»»
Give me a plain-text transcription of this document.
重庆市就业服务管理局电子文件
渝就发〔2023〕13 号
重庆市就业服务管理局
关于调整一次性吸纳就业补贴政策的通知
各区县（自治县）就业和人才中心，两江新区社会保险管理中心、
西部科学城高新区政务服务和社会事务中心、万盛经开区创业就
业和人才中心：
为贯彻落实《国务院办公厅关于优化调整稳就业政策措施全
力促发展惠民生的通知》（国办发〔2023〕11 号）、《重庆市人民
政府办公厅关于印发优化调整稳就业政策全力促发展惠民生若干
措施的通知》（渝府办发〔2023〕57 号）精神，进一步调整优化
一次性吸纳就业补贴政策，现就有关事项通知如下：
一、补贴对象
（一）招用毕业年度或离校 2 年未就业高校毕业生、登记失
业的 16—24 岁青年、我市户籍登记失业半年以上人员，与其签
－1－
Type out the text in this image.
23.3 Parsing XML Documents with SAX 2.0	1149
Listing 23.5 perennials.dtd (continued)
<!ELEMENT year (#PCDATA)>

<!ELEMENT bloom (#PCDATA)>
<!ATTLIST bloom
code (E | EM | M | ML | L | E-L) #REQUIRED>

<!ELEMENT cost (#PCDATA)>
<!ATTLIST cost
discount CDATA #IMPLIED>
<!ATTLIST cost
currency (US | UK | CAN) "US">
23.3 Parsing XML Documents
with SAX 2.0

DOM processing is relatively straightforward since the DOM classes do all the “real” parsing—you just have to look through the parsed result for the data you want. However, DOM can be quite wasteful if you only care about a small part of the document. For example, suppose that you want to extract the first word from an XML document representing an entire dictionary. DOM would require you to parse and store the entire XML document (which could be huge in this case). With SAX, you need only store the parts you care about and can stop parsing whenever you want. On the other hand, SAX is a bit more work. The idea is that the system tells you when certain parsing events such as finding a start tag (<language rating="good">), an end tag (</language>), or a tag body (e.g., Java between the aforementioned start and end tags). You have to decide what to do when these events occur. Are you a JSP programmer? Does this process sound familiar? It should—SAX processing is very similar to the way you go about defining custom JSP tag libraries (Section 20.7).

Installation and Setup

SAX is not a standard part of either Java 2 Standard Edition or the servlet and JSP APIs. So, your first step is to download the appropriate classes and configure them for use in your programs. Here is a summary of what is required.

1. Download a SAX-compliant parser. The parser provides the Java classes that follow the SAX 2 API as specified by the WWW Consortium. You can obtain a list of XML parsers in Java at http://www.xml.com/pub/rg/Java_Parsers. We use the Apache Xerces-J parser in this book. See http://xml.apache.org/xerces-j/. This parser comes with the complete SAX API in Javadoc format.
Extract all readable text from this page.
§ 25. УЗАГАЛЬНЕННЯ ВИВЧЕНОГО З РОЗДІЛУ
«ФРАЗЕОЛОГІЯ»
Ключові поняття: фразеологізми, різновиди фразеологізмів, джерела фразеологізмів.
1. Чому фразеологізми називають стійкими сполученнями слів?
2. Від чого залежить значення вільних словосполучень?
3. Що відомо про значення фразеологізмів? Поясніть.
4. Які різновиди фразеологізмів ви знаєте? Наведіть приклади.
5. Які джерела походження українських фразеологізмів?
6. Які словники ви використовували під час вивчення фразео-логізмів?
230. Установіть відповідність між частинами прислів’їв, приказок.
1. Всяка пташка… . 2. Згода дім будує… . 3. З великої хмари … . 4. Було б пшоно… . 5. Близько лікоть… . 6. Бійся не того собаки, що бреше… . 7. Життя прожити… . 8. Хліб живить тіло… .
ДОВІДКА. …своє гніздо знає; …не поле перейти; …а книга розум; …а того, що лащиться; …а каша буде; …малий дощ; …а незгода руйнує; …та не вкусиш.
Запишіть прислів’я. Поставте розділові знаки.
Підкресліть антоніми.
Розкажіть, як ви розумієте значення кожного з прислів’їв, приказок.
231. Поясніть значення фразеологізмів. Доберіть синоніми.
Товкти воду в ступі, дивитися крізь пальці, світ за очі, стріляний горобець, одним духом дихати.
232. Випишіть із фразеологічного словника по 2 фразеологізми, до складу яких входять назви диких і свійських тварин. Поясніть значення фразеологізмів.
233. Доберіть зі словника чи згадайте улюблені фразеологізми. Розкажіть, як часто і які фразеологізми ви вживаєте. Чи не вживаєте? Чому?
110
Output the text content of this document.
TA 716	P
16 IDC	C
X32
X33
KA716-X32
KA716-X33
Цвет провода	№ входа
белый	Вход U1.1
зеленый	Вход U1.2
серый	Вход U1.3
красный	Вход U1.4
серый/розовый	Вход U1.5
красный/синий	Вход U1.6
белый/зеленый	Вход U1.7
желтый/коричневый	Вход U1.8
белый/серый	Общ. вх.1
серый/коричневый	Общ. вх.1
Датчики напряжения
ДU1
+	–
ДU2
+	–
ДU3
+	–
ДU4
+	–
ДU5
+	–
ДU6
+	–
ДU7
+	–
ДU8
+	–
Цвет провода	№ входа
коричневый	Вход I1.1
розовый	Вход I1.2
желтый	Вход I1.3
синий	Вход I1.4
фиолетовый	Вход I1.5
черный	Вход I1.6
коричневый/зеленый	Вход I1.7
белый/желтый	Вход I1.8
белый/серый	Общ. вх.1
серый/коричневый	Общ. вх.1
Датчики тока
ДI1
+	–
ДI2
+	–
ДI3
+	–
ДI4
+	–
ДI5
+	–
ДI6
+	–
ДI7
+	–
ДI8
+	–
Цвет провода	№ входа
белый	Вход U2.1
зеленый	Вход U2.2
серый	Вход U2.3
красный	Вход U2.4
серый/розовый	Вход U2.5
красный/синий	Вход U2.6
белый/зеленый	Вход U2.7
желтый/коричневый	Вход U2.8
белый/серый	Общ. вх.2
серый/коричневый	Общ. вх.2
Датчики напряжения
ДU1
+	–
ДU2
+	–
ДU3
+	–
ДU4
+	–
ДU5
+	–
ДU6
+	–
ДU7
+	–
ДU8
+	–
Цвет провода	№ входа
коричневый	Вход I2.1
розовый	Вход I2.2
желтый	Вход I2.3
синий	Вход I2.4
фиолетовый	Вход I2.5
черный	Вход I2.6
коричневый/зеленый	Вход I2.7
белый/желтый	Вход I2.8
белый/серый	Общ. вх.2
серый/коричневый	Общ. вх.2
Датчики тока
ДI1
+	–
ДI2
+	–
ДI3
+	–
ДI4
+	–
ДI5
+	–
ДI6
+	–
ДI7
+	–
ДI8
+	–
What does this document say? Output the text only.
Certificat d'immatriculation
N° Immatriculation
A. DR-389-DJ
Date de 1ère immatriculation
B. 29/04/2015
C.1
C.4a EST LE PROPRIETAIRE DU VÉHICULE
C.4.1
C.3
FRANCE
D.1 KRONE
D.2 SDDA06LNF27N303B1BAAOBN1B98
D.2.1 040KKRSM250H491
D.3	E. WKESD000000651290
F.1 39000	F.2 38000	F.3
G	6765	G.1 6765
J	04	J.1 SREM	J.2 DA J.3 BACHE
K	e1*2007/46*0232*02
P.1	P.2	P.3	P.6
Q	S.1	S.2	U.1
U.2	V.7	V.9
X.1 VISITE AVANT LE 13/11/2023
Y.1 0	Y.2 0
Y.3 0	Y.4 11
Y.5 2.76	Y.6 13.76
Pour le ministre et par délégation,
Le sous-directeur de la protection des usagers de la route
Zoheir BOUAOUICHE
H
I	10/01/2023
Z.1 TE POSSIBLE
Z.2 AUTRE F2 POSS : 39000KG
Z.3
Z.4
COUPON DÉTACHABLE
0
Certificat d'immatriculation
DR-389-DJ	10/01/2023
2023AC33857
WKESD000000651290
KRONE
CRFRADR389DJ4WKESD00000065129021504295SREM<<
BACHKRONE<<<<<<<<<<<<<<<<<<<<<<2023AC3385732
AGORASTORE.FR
««
> _TASK DETAILS_:
Of the lines in the material above, state how many contain the string "bloom"; give no other text.

> _OUTPUT BELOW_:
2